• _Aim_
Transcribe each record exactly. Include every one.

• _Dataset extract_
++++++++++++++++++++

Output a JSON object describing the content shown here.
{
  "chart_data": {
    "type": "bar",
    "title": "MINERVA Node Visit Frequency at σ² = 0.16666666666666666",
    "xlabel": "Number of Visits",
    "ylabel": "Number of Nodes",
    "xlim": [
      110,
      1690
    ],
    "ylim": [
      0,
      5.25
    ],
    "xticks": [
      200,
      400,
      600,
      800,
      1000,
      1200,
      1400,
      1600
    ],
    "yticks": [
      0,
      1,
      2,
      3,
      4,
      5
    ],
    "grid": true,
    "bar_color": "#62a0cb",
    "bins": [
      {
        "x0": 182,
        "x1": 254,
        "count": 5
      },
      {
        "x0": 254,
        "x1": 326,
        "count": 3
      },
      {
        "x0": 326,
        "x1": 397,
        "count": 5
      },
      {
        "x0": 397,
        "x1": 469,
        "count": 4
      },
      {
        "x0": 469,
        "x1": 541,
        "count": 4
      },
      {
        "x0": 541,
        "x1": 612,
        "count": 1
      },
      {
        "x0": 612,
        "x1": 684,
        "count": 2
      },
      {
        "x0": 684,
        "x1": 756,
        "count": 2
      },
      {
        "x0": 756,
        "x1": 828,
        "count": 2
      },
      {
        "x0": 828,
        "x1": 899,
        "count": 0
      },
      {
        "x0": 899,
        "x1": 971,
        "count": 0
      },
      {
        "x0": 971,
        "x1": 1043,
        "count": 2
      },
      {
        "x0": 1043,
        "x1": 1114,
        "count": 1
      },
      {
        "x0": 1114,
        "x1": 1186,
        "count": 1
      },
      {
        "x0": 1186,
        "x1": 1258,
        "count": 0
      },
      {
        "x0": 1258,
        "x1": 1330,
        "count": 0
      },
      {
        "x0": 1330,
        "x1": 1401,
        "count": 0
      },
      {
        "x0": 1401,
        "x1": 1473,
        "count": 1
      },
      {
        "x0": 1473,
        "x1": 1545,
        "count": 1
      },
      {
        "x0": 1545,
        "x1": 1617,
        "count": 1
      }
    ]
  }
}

++++++++++++++++++++

• _Full answer_
Output a JSON object describing the content shown here.
{
  "chart_data": {
    "type": "bar",
    "title": "MINERVA Node Visit Frequency at σ² = 0.16666666666666666",
    "xlabel": "Number of Visits",
    "ylabel": "Number of Nodes",
    "xlim": [
      110,
      1690
    ],
    "ylim": [
      0,
      5.25
    ],
    "xticks": [
      200,
      400,
      600,
      800,
      1000,
      1200,
      1400,
      1600
    ],
    "yticks": [
      0,
      1,
      2,
      3,
      4,
      5
    ],
    "grid": true,
    "bar_color": "#62a0cb",
    "bins": [
      {
        "x0": 182,
        "x1": 254,
        "count": 5
      },
      {
        "x0": 254,
        "x1": 326,
        "count": 3
      },
      {
        "x0": 326,
        "x1": 397,
        "count": 5
      },
      {
        "x0": 397,
        "x1": 469,
        "count": 4
      },
      {
        "x0": 469,
        "x1": 541,
        "count": 4
      },
      {
        "x0": 541,
        "x1": 612,
        "count": 1
      },
      {
        "x0": 612,
        "x1": 684,
        "count": 2
      },
      {
        "x0": 684,
        "x1": 756,
        "count": 2
      },
      {
        "x0": 756,
        "x1": 828,
        "count": 2
      },
      {
        "x0": 828,
        "x1": 899,
        "count": 0
      },
      {
        "x0": 899,
        "x1": 971,
        "count": 0
      },
      {
        "x0": 971,
        "x1": 1043,
        "count": 2
      },
      {
        "x0": 1043,
        "x1": 1114,
        "count": 1
      },
      {
        "x0": 1114,
        "x1": 1186,
        "count": 1
      },
      {
        "x0": 1186,
        "x1": 1258,
        "count": 0
      },
      {
        "x0": 1258,
        "x1": 1330,
        "count": 0
      },
      {
        "x0": 1330,
        "x1": 1401,
        "count": 0
      },
      {
        "x0": 1401,
        "x1": 1473,
        "count": 1
      },
      {
        "x0": 1473,
        "x1": 1545,
        "count": 1
      },
      {
        "x0": 1545,
        "x1": 1617,
        "count": 1
      }
    ]
  }
}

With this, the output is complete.